(Stored data)
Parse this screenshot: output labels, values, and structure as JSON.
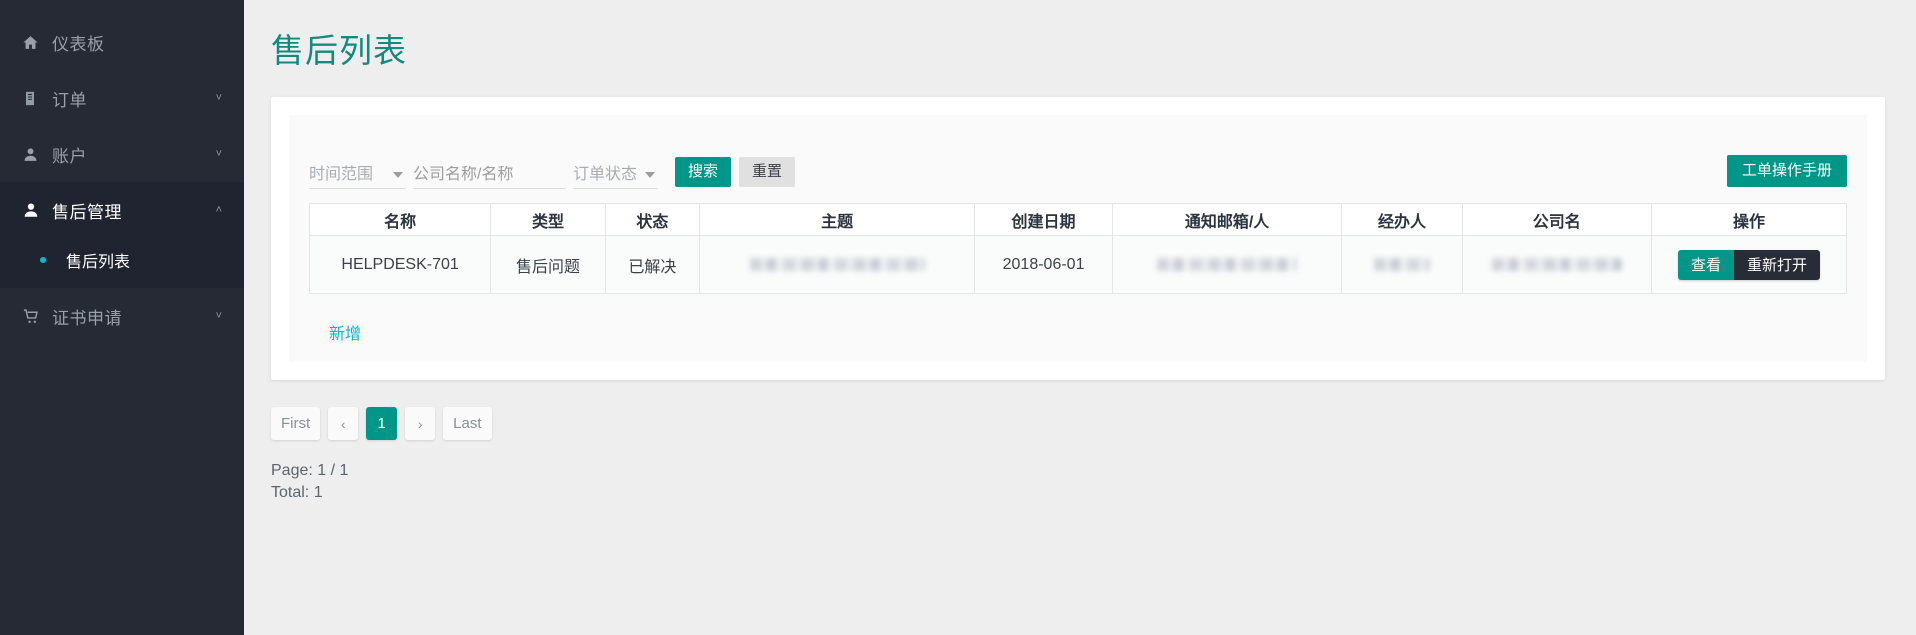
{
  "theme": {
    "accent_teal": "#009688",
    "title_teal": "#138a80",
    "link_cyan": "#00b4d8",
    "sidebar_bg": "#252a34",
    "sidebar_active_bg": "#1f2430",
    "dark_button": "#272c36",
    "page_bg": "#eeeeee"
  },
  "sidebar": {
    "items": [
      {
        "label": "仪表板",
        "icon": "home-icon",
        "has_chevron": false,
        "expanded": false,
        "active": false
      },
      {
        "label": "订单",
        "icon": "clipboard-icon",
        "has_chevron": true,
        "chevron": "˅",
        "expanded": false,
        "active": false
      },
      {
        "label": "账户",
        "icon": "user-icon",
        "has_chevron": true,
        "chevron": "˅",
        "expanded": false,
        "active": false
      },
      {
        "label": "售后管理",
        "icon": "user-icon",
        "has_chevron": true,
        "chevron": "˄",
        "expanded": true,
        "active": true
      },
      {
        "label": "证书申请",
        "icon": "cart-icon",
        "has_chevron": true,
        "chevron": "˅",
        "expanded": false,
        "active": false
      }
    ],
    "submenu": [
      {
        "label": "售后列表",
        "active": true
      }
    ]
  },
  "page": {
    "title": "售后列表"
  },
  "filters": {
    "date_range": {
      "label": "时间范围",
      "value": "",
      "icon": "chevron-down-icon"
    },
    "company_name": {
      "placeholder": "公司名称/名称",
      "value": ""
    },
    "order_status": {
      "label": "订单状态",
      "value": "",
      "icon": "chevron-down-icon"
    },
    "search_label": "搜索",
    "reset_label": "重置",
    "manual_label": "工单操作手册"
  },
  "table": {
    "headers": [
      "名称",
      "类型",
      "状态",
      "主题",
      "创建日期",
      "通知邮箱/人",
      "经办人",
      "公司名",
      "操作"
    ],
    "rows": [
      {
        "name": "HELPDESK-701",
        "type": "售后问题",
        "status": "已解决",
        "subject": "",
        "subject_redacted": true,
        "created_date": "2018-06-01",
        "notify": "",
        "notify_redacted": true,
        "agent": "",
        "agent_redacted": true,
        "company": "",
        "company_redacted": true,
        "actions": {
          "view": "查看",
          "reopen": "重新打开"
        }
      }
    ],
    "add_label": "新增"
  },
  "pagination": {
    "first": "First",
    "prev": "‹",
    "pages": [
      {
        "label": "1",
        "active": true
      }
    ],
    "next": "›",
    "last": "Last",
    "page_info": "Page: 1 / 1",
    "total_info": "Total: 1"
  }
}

* **EXERCISE TASK**
Each line in the data that holds the string "icon" should be found and copied.

* **OUTPUT OF THE EXERCISE**
        "icon": "home-icon",
        "icon": "clipboard-icon",
        "icon": "user-icon",
        "icon": "user-icon",
        "icon": "cart-icon",
      "icon": "chevron-down-icon"
      "icon": "chevron-down-icon"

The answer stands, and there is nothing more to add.